Dataset entries
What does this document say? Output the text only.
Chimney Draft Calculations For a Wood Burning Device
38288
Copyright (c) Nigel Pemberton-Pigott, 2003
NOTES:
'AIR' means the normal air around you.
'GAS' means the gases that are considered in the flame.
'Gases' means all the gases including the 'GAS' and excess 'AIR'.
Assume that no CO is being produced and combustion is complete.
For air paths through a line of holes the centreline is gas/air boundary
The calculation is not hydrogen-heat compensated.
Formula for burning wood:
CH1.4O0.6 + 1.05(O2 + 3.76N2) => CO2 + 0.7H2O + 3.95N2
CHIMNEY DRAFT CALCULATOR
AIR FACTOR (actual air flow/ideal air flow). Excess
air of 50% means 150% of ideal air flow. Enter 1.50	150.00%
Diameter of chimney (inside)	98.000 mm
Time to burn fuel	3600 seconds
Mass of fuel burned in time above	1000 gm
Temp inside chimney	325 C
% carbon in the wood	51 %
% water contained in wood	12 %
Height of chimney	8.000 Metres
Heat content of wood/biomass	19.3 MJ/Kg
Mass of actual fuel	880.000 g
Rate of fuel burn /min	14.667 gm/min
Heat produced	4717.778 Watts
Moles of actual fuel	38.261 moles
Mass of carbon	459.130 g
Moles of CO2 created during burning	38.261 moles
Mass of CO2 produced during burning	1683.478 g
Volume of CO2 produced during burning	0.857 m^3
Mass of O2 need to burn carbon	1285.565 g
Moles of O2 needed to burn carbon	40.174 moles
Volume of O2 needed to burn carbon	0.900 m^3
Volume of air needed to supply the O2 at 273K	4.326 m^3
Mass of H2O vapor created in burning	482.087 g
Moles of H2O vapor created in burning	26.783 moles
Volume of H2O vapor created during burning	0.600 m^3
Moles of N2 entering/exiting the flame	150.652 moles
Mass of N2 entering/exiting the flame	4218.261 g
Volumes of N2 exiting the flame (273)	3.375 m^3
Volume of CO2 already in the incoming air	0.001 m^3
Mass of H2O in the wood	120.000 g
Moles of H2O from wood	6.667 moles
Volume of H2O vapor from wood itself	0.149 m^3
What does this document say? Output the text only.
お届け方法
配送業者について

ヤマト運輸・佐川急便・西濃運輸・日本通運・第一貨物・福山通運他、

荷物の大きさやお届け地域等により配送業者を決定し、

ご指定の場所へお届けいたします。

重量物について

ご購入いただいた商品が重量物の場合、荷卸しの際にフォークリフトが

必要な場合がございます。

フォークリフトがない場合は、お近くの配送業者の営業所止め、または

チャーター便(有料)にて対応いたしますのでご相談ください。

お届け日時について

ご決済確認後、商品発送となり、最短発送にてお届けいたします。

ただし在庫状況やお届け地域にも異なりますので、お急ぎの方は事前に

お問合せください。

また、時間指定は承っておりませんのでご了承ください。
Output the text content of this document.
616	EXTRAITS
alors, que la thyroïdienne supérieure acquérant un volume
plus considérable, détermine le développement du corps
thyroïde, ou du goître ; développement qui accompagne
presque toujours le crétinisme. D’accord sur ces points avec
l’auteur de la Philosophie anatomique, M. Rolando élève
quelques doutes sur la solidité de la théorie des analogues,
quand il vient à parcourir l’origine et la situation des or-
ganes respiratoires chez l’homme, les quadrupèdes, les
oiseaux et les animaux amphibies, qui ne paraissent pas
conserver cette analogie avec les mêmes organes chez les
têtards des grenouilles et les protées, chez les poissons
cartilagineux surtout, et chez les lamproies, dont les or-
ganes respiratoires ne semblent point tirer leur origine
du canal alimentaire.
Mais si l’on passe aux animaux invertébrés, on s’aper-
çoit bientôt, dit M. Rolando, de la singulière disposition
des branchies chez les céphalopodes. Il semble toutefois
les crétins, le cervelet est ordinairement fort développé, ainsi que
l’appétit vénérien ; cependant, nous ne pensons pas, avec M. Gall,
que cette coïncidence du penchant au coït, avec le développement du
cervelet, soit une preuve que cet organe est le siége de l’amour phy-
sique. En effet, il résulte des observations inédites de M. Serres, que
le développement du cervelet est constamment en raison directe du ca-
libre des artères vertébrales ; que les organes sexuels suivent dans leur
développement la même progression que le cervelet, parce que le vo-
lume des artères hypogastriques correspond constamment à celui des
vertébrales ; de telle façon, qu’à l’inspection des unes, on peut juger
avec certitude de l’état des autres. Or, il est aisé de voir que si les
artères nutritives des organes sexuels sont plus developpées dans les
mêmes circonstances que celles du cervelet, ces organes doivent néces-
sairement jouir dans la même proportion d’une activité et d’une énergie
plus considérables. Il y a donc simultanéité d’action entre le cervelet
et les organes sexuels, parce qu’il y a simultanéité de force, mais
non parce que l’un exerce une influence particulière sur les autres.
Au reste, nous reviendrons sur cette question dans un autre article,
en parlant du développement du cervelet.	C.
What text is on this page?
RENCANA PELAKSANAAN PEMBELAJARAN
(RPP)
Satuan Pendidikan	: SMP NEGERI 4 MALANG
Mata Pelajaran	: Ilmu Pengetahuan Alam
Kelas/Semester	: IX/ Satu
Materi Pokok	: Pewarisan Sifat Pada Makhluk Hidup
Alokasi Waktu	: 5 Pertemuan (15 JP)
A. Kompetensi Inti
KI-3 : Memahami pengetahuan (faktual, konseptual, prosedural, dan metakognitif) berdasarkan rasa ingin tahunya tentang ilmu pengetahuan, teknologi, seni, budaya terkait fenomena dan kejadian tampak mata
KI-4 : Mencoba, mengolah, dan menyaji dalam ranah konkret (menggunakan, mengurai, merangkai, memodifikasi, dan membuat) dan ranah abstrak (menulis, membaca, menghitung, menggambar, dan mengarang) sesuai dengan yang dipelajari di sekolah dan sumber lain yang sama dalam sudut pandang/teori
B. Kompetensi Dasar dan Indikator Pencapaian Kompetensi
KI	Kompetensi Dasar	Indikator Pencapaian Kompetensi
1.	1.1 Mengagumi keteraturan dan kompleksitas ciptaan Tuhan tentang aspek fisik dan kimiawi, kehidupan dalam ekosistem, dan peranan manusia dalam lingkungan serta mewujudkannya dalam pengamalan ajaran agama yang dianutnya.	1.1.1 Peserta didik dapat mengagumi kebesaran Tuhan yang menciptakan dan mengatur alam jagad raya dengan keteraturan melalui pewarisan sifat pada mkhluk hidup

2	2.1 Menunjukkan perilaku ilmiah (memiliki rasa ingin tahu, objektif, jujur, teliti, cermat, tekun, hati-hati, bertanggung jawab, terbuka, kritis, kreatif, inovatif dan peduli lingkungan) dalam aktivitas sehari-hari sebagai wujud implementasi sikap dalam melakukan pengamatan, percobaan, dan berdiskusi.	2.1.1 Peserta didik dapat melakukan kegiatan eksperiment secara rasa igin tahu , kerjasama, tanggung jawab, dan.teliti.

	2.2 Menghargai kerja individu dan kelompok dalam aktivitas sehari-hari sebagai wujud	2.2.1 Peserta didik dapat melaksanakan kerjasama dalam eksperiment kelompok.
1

● **Written instruction**: State how many lines of the records hold the string "plus", and nothing else.

● **Task result**: 3